(Items from a dataset)

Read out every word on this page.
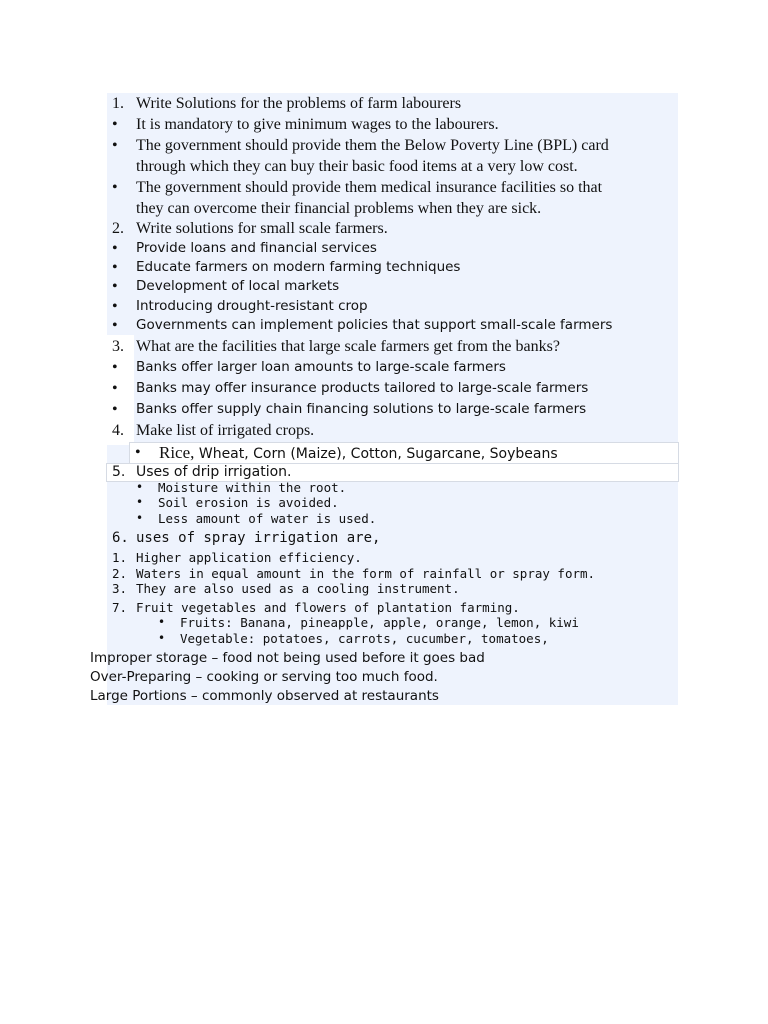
1. Write Solutions for the problems of farm labourers
• It is mandatory to give minimum wages to the labourers.
• The government should provide them the Below Poverty Line (BPL) card
through which they can buy their basic food items at a very low cost.
• The government should provide them medical insurance facilities so that
they can overcome their financial problems when they are sick.
2. Write solutions for small scale farmers.
• Provide loans and financial services
• Educate farmers on modern farming techniques
• Development of local markets
• Introducing drought-resistant crop
• Governments can implement policies that support small-scale farmers
3. What are the facilities that large scale farmers get from the banks?
• Banks offer larger loan amounts to large-scale farmers
• Banks may offer insurance products tailored to large-scale farmers
• Banks offer supply chain financing solutions to large-scale farmers
4. Make list of irrigated crops.
• Rice, Wheat, Corn (Maize), Cotton, Sugarcane, Soybeans
5. Uses of drip irrigation.
• Moisture within the root.
• Soil erosion is avoided.
• Less amount of water is used.
6. uses of spray irrigation are,
1. Higher application efficiency.
2. Waters in equal amount in the form of rainfall or spray form.
3. They are also used as a cooling instrument.
7. Fruit vegetables and flowers of plantation farming.
• Fruits: Banana, pineapple, apple, orange, lemon, kiwi
• Vegetable: potatoes, carrots, cucumber, tomatoes,
Improper storage – food not being used before it goes bad
Over-Preparing – cooking or serving too much food.
Large Portions – commonly observed at restaurants
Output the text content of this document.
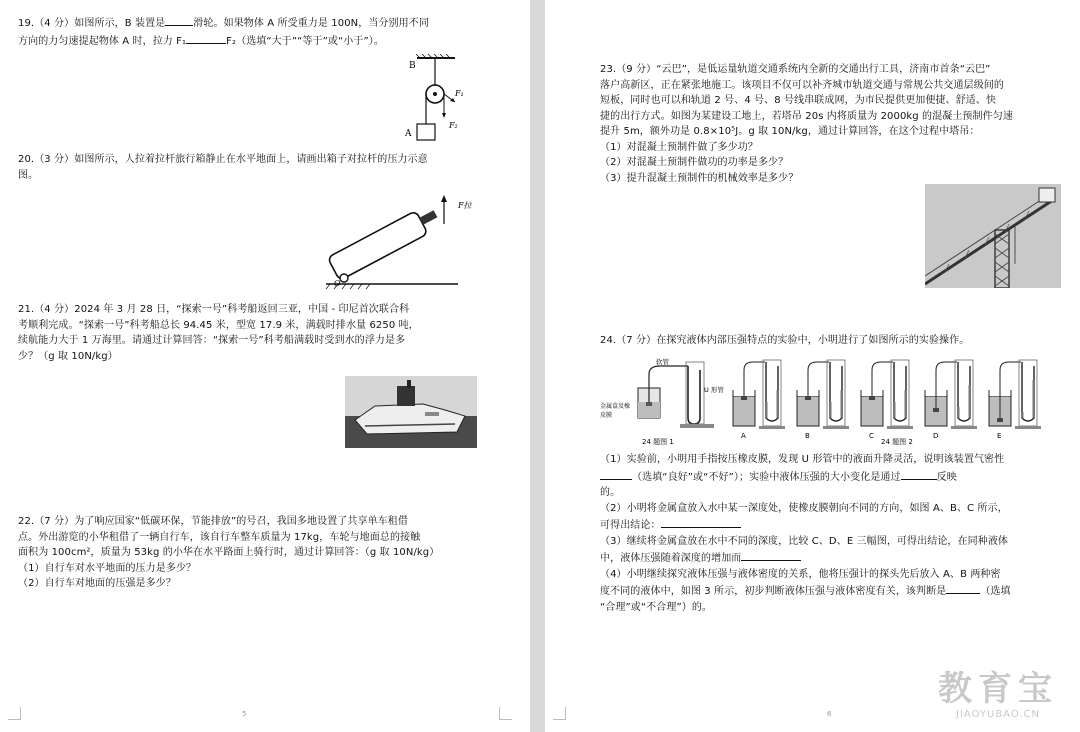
19.（4 分）如图所示，B 装置是	滑轮。如果物体 A 所受重力是 100N，当分别用不同

方向的力匀速提起物体 A 时，拉力 F₁	F₂（选填“大于”“等于”或“小于”）。

B
A
F₁
F₂

20.（3 分）如图所示，人拉着拉杆旅行箱静止在水平地面上，请画出箱子对拉杆的压力示意

图。

F拉
O

21.（4 分）2024 年 3 月 28 日，“探索一号”科考船返回三亚，中国 - 印尼首次联合科

考顺利完成。“探索一号”科考船总长 94.45 米，型宽 17.9 米，满载时排水量 6250 吨，

续航能力大于 1 万海里。请通过计算回答：“探索一号”科考船满载时受到水的浮力是多

少？（g 取 10N/kg）

22.（7 分）为了响应国家“低碳环保，节能排放”的号召，我国多地设置了共享单车租借

点。外出游览的小华租借了一辆自行车，该自行车整车质量为 17kg，车轮与地面总的接触

面积为 100cm²，质量为 53kg 的小华在水平路面上骑行时，通过计算回答：（g 取 10N/kg）

（1）自行车对水平地面的压力是多少？

（2）自行车对地面的压强是多少？

5

23.（9 分）“云巴”，是低运量轨道交通系统内全新的交通出行工具，济南市首条“云巴”

落户高新区，正在紧张地施工。该项目不仅可以补齐城市轨道交通与常规公共交通层级间的

短板，同时也可以和轨道 2 号、4 号、8 号线串联成网，为市民提供更加便捷、舒适、快

捷的出行方式。如图为某建设工地上，若塔吊 20s 内将质量为 2000kg 的混凝土预制件匀速

提升 5m，额外功是 0.8×10⁵J。g 取 10N/kg，通过计算回答，在这个过程中塔吊：

（1）对混凝土预制件做了多少功？

（2）对混凝土预制件做功的功率是多少？

（3）提升混凝土预制件的机械效率是多少？

24.（7 分）在探究液体内部压强特点的实验中，小明进行了如图所示的实验操作。

软管
U 形管
金属盒及橡
皮膜
24 题图 1	24 题图 2
A	B	C	D	E

（1）实验前，小明用手指按压橡皮膜，发现 U 形管中的液面升降灵活，说明该装置气密性

（选填“良好”或“不好”）；实验中液体压强的大小变化是通过	反映

的。

（2）小明将金属盒放入水中某一深度处，使橡皮膜朝向不同的方向，如图 A、B、C 所示，

可得出结论：

（3）继续将金属盒放在水中不同的深度，比较 C、D、E 三幅图，可得出结论，在同种液体

中，液体压强随着深度的增加而

（4）小明继续探究液体压强与液体密度的关系，他将压强计的探头先后放入 A、B 两种密

度不同的液体中，如图 3 所示，初步判断液体压强与液体密度有关，该判断是	（选填

“合理”或“不合理”）的。

6
教育宝
JIAOYUBAO.CN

## Requirement
Lines containing "spray" are to be counted. State the total and add nothing.

## Exercise response
2